» TESTO DA LEGGERE:
Forse fa male eppure mi va
Di stare collegato
Di vivere d’un fiato
Di stendermi sopra al burrone
E di guardare giù
La vertigine non è
Paura di cadere
Ma voglia di volare
La fiducia viene vista proprio come un salto nel vuoto, come la vertigine che provoca guardare giù. Perché non conosciamo le conseguenze positive prima del tempo, sappiamo solamente che se le cose andranno male lo schianto sarà fortissimo. Jovanotti però dice una cosa meravigliosa, questo desiderio di fidarsi, di aprirsi ed essere compatiti, deve essere guardato da un’altra prospettiva. Non è paura di frantumarsi al suolo, ma desiderio di spiccare il volo. Il desiderio a cui Papa Francesco ha invitato le migliaia di ragazzi presenti a San Pietro, fidatevi e troverete la luce, fidatevi perché siete giovani e il fiuto della vita è solo vostro, solo per voi la voglia di volare può essere più forte della paura di cadere.
Cosa sei disposto a perdere?
Io mi fido di te
Ehi, mi fido di te
Cosa sei disposto a perdere?
Ecco che torna un commento più adulto, cosa sei disposto a perdere? In realtà anche di questo ha parlato il Papa, mi toccherà sviscerare un episodio biblico, che vi chiedo di leggere, perché come dicevo, a prescindere dal credo, la Bibbia è fonte di vita, nel senso che ha accompagnato gli uomini nella loro evoluzione.
Pietro, pescatore di professione, con gli altri discepoli, torna da una notte in cui la pesca ha portato a un niente di fatto. Si palesa allora Gesù, ma come spesso capita nella Bibbia e nella nostra vita, i discepoli, Pietro compreso, non lo riconoscono. Lui allora dice loro “gettate le reti dalla parte destra”. Che è come se quando non riesco a scrivere mi dicessero, dai prova a scrivere con la mano sinistra magari ti viene l’ispirazione. Un’assurdità! Eppure i discepoli si fidano, loro, esperti del mare, senza sapere, si fidano, cosa erano disposti a perdere? Beh la loro autorevolezza, Pietro pesca da sempre, sa che le reti non si gettano a destra. Eppure lo fa, e indovinate? Pesca abbondantemente.
Per questo il Papa ha detto “vi auguro il coraggio di Pietro, di perdere tutto, per ottenere una pienezza mai esperita prima“.

» ESERCIZI:
- a) Indica se ciascuna affermazione concorda con il testo, rispondendo sì o no e citando le parole del testo che lo stabiliscono.
(i) La vertigine è paura di cadere.
(ii) I discepoli riconoscono subito Gesù.
(iii) Dopo aver gettato le reti a destra, Pietro pesca molto.
- b) Rispondi in base al testo:
(i) Di che professione è Pietro?
(ii) Dove si trovavano le migliaia di ragazzi invitati dal Papa?
(iii) Da quale parte Gesù dice di gettare le reti?
- c) Secondo il testo, perché la fiducia viene vista come un salto nel vuoto? Rispondi in una o due frasi.

» ESTRATTI DELL'ELENCO:

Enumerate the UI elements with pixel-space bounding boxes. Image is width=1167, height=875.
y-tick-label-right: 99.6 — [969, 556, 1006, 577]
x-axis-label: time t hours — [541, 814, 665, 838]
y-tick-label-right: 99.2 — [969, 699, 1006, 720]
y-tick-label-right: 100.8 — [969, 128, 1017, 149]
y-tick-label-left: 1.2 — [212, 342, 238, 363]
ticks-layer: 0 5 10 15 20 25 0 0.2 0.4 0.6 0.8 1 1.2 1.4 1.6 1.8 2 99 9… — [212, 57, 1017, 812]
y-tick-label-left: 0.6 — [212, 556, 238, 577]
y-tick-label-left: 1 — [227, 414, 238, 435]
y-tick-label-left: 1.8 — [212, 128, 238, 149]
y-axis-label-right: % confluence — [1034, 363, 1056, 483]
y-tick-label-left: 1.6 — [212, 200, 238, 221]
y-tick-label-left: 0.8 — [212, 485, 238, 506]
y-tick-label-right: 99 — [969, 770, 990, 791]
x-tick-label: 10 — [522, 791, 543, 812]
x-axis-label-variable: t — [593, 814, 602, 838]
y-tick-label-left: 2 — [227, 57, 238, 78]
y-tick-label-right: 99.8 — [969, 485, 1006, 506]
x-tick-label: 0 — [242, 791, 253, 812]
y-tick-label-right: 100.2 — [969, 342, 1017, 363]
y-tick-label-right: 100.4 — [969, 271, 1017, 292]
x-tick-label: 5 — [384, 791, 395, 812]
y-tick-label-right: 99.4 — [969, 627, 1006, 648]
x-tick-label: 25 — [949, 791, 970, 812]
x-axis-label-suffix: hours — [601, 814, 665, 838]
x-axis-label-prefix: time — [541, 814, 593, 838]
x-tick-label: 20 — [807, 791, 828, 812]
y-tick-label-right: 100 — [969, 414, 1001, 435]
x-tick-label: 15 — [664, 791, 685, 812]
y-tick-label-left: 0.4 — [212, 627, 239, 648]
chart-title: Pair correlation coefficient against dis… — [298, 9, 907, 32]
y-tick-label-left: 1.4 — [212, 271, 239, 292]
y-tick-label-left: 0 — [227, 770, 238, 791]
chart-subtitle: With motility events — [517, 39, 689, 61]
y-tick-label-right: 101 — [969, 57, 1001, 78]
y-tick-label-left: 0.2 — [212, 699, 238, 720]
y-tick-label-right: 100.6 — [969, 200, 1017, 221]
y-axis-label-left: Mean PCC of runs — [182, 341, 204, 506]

» SOLUZIONI:
- a)
(i) No: "Non è paura di frantumarsi al suolo, ma desiderio di spiccare il volo."
(ii) No: "i discepoli, Pietro compreso, non lo riconoscono."
(iii) Sì: "Pesca abbondantemente."

- b)
(i) Pescatore.
(ii) A San Pietro.
(iii) Dalla parte destra.

- c) Perché non conosciamo le conseguenze positive prima del tempo. Sappiamo solamente che, se le cose andranno male, lo schianto sarà fortissimo.